#### Problems to work on:
[A] From the Lucene index queries article below, write down the passage between "In order to" and "conditions in queries.", inclusive.
[B] Using the Lucene index queries article below, decide whether each statement agrees with it: (i) Lucene Core is a Java library; (ii) the OR operator turns the search criterion into two MUST conditions; (iii) the rules described apply in Mercury DB 2.0. Answer yes or no for each, quoting the deciding words.
[C] Answer from the Lucene index queries article below:
(i) What is the basic search engine in the HgDB database?
(ii) What do queries return?
(iii) In the example case, what typeCode is given in the header of "clientAddress"?

──────── Source ────────

Lucene Index Queries

Info

The basic search engine in the HgDB database is the Apache Lucene index implementation. Lucene Core is a Java library that provides advanced indexing and search features, as well as spell checking, hit highlighting, and advanced analysis capabilities. This article will describe the rules for creating search and aggregate queries that apply in Mercury DB (HgDb) 3.0.

Search queries

Search queries are subject to the general rules for creating queries described on the Apache Lucene - Query Parser Syntax page.

Info

In order to make it easier for developers to move from SQL standard query clauses to index-specific nomenclature, the mechanism of AND and OR operators has been expanded, allowing potentially analogous creation of complex conditions in queries.

Search services

To perform case search tasks, it is recommended to use the REST service CaseSearchExtRest#sarchByQuery(POST) and its equivalents in the SOAP implementation and Spring Remoting RMI.

AND operator

Syntax

<condition1> AND <condition2>

The AND operator transforms the search criterion into two MUST conditions: +<condition1> +<condition2>

Example: The query conditions mrc_Case_id:12345 AND mrc_status:A will be transformed to the Lucene clause: +mrc_Case_id:12345 +mrc_status:A.

OR operator

Syntax

<condition1> OR <condition2>

The OR operator transforms the search criterion into two SHOULD conditions: <condition1> <condition2>.

Example: The query conditions mrc_Case_id:12345 OR mrc_status:A will be transformed to the Lucene clause: mrc_Case_id:12345 mrc_status:A.

Complex queries

Queries return a list of cases that were found as a result of the search.

Info

The examples used in the following query building instructions were prepared based on the Lucene index field naming in the 3.0 model (see Lucene Index).

We will describe the creation of complex queries based on an example case definition:

Example object of a complex case in JSON

{
  "mrcCaseHeader": {
      "typeCode": "ElixClient",
      "dirty": false,
      "pkPropertyName": "clientID"
  },
  "clientID": "22377",
  "clientName": "Dobry Klient",
  "clientLogo": "n/a",
  "clientAddress": {
    "mrcCaseHeader": {
        "typeCode": "ElixAddress",
        "dirty": false,
        "pkPropertyName": "correlationId"
    },
    "correlationId": "22377",
    "county": "pleszewski",
    "community": "Pleszew",
    "city": "Brzezie",
    "street": "ul. Zawidowicka",
    "buildingNumber": "5",
    "status": "W budowie",
    "isContract": "false",
    "coordinationMeetingPlanedDate": "17-10-2018",
    "orders": [
      {
        "mrcCaseHeader": {
          "typeCode": "ElixOrder",
          "dirty": false,
          "pkPropertyName": null
        },
        "orderNr": "SC/012121/XB",
        "orderType": "Umowa",
        "orderDate": "17-10-2018"

──────── Data entries ────────

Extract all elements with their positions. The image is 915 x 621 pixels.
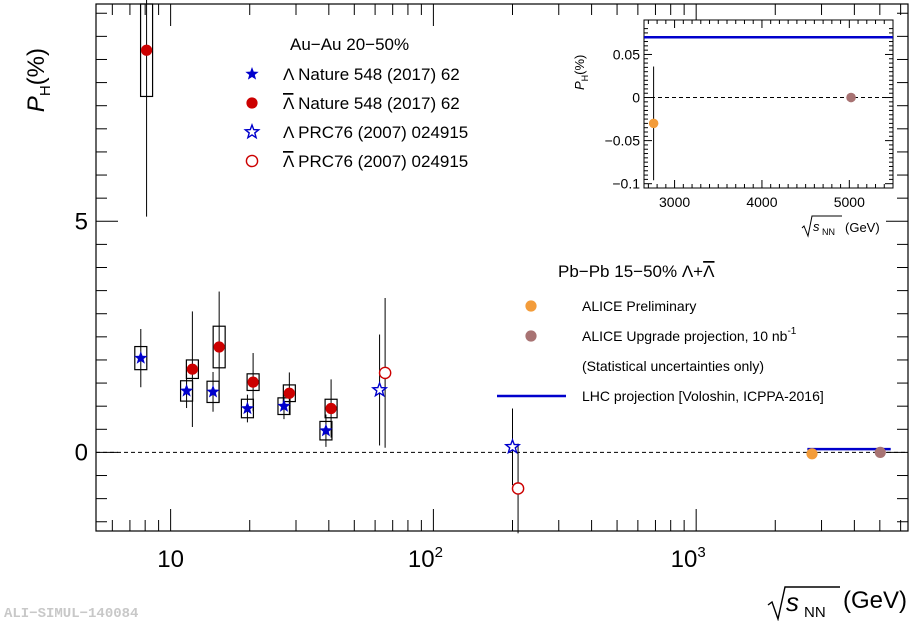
inset-data-point	[846, 92, 856, 103]
data-point	[511, 482, 525, 495]
legend-entry-label: LHC projection [Voloshin, ICPPA-2016]	[582, 388, 824, 404]
inset-y-tick-label: −0.1	[612, 176, 640, 192]
legend-entry-label: Λ PRC76 (2007) 024915	[283, 123, 468, 142]
data-point	[240, 401, 255, 415]
legend-entry-label: ALICE Preliminary	[582, 298, 696, 314]
inset-x-axis-label: s NN (GeV)	[801, 215, 880, 238]
data-point	[319, 423, 333, 437]
legend-pb-pb-title: Pb−Pb 15−50% Λ+Λ	[558, 262, 715, 281]
legend-marker	[245, 67, 259, 80]
systematic-box	[134, 345, 148, 371]
legend-marker	[525, 300, 537, 312]
data-point	[503, 437, 522, 455]
legend-entry-label: (Statistical uncertainties only)	[582, 358, 764, 374]
inset-x-tick-label: 5000	[834, 194, 865, 210]
systematic-box	[212, 325, 226, 369]
legend-entry-label: Λ Nature 548 (2017) 62	[283, 94, 460, 113]
inset-sqrt-icon	[801, 215, 842, 238]
x-axis-symbol: s	[786, 587, 799, 617]
systematic-box	[282, 384, 296, 403]
systematic-box	[324, 398, 338, 419]
inset-x-axis-unit: (GeV)	[845, 220, 880, 235]
data-point	[213, 341, 225, 353]
inset-y-tick-label: −0.05	[605, 133, 641, 149]
x-axis-unit: (GeV)	[843, 587, 907, 614]
data-point	[378, 366, 392, 380]
inset-panel: 3000 4000 5000 −0.1 −0.05 0 0.05 PH(%) s NN (G…	[572, 19, 894, 238]
inset-y-tick-label: 0	[632, 90, 640, 106]
inset-data-point	[648, 118, 659, 129]
legend-pb-pb: Pb−Pb 15−50% Λ+Λ ALICE Preliminary ALICE …	[497, 262, 824, 404]
legend-marker	[246, 97, 258, 109]
systematic-box	[185, 359, 199, 380]
data-point	[140, 44, 153, 56]
inset-frame	[643, 19, 894, 189]
main-data-marks	[134, 0, 891, 534]
legend-au-au-title: Au−Au 20−50%	[290, 35, 409, 54]
y-tick-label: 5	[75, 208, 88, 235]
inset-x-tick-label: 3000	[659, 194, 690, 210]
x-axis-subscript: NN	[804, 604, 826, 621]
main-axes: 10 102 103 0 5	[75, 4, 908, 573]
x-tick-label: 102	[408, 544, 443, 573]
inset-x-axis-symbol: s	[813, 219, 820, 234]
sqrt-icon	[767, 586, 840, 621]
systematic-box	[246, 373, 260, 392]
y-tick-label: 0	[75, 439, 88, 466]
inset-data-marks	[644, 35, 893, 181]
data-point	[206, 384, 220, 398]
legend-au-au: Au−Au 20−50% Λ Nature 548 (2017) 62 Λ Nat…	[243, 35, 468, 171]
legend-marker	[525, 330, 537, 342]
data-point	[874, 446, 886, 459]
inset-x-axis-subscript: NN	[822, 227, 835, 237]
legend-marker	[243, 123, 261, 140]
legend-entry-label: Λ Nature 548 (2017) 62	[283, 65, 460, 84]
systematic-box	[319, 420, 333, 441]
inset-axes: 3000 4000 5000 −0.1 −0.05 0 0.05	[605, 20, 894, 210]
x-axis-label: s NN (GeV)	[767, 586, 907, 621]
data-point	[283, 387, 295, 399]
data-point	[325, 402, 337, 415]
data-point	[134, 351, 148, 364]
legend-marker	[245, 154, 259, 168]
data-point	[186, 363, 198, 375]
watermark-label: ALI−SIMUL−140084	[4, 606, 138, 621]
x-tick-label: 103	[671, 544, 706, 573]
data-point	[247, 376, 259, 388]
legend-entry-label: ALICE Upgrade projection, 10 nb-1	[582, 326, 797, 344]
y-axis-label: PH(%)	[23, 48, 54, 112]
systematic-box	[139, 3, 154, 98]
data-point	[277, 399, 291, 412]
data-point	[179, 383, 194, 397]
inset-x-tick-label: 4000	[746, 194, 777, 210]
systematic-box	[277, 397, 291, 416]
x-tick-label: 10	[157, 546, 184, 573]
inset-y-tick-label: 0.05	[613, 46, 640, 62]
inset-y-axis-label: PH(%)	[572, 55, 590, 90]
data-point	[806, 448, 818, 460]
legend-entry-label: Λ PRC76 (2007) 024915	[283, 152, 468, 171]
data-point	[371, 380, 389, 398]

────────

#### Task-by-task outputs:
[A]
In order to make it easier for developers to move from SQL standard query clauses to index-specific nomenclature, the mechanism of AND and OR operators has been expanded, allowing potentially analogous creation of complex conditions in queries.

[B]
(i) Yes: "Lucene Core is a Java library"
(ii) No: "The OR operator transforms the search criterion into two SHOULD conditions"
(iii) No: "apply in Mercury DB (HgDb) 3.0"

[C]
(i) The Apache Lucene index implementation.
(ii) A list of cases that were found as a result of the search.
(iii) ElixAddress.